GOAL:
Each line containing the word "mixing" needs to be copied.

RECORDS PROVIDED:
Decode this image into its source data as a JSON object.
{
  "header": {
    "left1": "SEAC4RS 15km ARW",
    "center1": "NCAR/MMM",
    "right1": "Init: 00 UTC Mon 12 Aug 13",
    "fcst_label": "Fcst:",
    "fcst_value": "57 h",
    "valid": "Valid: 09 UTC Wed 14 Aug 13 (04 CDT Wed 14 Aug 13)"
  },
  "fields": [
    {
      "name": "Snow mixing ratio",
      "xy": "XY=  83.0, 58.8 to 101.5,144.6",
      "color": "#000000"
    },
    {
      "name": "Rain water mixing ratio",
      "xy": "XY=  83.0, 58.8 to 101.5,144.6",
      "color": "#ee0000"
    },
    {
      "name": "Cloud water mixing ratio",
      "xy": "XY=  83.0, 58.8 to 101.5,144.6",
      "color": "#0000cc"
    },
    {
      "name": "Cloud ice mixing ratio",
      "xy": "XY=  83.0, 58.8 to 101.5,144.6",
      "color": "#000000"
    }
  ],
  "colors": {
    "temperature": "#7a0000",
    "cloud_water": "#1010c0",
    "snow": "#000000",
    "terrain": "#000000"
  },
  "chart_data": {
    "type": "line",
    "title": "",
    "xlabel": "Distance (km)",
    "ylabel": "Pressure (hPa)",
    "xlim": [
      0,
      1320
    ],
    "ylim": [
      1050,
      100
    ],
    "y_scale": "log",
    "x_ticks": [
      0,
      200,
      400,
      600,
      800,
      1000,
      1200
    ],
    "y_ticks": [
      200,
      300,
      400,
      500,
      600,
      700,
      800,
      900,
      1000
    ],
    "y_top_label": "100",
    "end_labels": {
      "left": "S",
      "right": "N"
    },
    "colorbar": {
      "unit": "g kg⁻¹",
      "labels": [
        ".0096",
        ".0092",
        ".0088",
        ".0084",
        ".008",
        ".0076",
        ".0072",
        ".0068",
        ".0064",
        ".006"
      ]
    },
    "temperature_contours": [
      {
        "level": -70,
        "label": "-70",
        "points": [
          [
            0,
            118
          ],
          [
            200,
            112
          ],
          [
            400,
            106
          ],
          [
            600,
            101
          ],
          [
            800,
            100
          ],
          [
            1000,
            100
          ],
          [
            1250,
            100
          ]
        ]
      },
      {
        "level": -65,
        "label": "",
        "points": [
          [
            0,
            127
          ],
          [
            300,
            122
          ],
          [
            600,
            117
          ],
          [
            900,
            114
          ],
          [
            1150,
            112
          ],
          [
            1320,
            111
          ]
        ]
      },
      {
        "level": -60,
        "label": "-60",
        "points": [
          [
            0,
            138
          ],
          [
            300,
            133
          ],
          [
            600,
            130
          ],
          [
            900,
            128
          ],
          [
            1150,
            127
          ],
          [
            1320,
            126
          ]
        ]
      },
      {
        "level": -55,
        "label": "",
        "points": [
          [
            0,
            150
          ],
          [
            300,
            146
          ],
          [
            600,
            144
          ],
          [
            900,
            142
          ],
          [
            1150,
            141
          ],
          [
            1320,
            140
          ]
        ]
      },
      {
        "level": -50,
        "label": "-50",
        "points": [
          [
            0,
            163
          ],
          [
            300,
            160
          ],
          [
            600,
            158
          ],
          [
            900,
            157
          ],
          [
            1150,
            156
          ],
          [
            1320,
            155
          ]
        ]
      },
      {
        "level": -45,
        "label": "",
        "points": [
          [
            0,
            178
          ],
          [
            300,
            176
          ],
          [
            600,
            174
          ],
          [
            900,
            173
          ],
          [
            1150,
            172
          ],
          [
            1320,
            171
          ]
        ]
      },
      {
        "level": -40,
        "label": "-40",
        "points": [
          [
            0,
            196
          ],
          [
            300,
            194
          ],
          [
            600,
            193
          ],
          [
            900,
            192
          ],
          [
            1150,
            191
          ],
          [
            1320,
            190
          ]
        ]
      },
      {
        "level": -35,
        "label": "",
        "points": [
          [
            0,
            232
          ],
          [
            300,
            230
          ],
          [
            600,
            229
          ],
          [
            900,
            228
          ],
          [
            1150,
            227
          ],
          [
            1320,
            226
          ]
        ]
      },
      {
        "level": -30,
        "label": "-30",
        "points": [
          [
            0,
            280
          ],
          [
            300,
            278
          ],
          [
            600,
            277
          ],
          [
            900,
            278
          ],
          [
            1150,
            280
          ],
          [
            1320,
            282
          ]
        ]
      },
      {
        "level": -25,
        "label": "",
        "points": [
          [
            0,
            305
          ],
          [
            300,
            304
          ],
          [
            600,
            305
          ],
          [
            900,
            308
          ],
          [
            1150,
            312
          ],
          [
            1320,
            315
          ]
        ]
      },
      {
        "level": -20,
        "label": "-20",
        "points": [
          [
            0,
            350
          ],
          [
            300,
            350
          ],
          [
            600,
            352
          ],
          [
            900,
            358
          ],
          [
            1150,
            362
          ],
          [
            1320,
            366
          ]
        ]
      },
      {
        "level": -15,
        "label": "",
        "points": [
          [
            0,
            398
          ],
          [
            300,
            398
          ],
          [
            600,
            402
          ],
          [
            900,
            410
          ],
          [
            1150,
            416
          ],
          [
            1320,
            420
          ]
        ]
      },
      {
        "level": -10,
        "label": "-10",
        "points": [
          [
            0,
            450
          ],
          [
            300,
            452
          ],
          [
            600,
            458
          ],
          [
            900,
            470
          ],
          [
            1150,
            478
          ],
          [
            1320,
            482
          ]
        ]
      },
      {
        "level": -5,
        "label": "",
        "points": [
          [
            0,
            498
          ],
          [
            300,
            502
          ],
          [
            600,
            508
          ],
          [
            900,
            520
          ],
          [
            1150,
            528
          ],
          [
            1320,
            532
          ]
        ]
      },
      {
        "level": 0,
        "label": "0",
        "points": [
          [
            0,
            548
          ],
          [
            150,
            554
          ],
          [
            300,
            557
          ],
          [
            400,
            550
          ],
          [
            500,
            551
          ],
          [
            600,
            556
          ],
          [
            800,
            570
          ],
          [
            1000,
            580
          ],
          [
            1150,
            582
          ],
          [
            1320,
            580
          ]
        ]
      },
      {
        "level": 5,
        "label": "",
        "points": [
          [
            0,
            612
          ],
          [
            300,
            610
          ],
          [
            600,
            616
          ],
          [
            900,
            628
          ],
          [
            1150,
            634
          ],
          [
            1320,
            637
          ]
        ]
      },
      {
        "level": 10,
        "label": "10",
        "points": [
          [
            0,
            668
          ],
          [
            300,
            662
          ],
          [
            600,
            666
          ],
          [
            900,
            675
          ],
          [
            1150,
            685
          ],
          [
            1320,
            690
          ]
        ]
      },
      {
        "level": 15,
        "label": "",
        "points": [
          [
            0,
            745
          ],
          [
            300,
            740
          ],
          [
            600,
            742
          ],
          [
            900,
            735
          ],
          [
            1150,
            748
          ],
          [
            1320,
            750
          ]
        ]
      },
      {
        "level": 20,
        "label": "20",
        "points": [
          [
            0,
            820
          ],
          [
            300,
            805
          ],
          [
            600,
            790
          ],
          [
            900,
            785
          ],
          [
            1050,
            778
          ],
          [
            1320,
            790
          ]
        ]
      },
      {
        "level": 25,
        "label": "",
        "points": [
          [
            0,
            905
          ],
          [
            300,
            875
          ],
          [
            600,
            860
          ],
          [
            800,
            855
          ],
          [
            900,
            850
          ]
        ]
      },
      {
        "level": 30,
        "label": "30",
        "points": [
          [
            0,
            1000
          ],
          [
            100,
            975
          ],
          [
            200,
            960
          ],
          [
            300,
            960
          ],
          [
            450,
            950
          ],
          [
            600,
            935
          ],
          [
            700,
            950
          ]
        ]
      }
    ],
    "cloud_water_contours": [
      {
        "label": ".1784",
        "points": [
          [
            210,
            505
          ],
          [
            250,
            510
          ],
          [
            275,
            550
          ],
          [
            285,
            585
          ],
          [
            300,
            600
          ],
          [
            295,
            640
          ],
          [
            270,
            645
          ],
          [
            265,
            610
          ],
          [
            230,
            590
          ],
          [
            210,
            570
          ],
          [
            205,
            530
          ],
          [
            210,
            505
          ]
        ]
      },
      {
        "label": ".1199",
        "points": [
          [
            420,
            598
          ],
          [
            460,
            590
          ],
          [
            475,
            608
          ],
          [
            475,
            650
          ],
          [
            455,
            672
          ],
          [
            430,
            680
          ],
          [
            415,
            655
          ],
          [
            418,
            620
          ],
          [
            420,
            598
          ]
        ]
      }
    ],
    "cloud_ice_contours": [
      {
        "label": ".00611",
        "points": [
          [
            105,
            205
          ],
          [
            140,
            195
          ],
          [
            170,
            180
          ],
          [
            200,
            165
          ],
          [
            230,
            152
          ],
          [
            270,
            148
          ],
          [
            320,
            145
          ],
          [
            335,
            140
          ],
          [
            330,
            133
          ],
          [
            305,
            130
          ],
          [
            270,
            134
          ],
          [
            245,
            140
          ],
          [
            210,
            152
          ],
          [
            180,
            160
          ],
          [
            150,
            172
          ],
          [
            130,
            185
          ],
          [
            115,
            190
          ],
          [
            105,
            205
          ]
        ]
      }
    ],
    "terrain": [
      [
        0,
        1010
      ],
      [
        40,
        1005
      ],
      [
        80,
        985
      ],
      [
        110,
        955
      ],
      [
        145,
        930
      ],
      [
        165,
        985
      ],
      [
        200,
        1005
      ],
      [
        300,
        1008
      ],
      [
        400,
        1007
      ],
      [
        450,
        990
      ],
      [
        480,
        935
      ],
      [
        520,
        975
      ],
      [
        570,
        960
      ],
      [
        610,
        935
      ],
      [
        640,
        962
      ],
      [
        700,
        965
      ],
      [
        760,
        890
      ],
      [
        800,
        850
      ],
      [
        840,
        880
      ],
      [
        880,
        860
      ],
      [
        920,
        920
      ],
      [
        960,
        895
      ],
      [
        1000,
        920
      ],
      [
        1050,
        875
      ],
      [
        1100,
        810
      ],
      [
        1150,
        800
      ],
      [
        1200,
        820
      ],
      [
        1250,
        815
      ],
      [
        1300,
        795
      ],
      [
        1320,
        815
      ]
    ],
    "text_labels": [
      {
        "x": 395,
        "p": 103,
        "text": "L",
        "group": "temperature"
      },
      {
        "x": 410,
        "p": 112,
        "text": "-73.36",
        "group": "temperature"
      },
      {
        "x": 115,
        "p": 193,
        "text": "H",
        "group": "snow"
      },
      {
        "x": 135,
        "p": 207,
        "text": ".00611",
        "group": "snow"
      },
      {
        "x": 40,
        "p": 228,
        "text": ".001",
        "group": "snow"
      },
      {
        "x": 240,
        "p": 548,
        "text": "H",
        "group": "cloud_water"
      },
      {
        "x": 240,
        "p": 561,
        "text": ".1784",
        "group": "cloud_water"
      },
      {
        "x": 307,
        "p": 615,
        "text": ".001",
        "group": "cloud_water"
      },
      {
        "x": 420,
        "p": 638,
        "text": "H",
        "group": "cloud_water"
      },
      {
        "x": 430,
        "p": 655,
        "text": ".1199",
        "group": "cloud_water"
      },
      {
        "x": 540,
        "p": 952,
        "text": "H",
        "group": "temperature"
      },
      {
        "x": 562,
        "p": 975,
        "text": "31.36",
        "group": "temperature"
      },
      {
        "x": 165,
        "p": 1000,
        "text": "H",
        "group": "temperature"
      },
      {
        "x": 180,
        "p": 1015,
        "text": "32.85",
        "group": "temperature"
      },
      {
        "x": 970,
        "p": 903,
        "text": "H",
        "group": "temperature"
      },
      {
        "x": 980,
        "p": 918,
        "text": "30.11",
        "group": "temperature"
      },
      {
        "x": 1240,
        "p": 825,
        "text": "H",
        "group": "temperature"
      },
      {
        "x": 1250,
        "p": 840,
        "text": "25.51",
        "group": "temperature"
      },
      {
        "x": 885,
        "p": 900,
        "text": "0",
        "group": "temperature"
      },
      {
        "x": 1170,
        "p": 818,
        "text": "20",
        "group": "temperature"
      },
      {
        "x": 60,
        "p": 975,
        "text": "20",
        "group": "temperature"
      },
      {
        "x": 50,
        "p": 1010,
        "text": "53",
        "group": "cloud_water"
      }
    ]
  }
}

OUTPUT FOR THIS EXERCISE:
      "name": "Snow mixing ratio",
      "name": "Rain water mixing ratio",
      "name": "Cloud water mixing ratio",
      "name": "Cloud ice mixing ratio",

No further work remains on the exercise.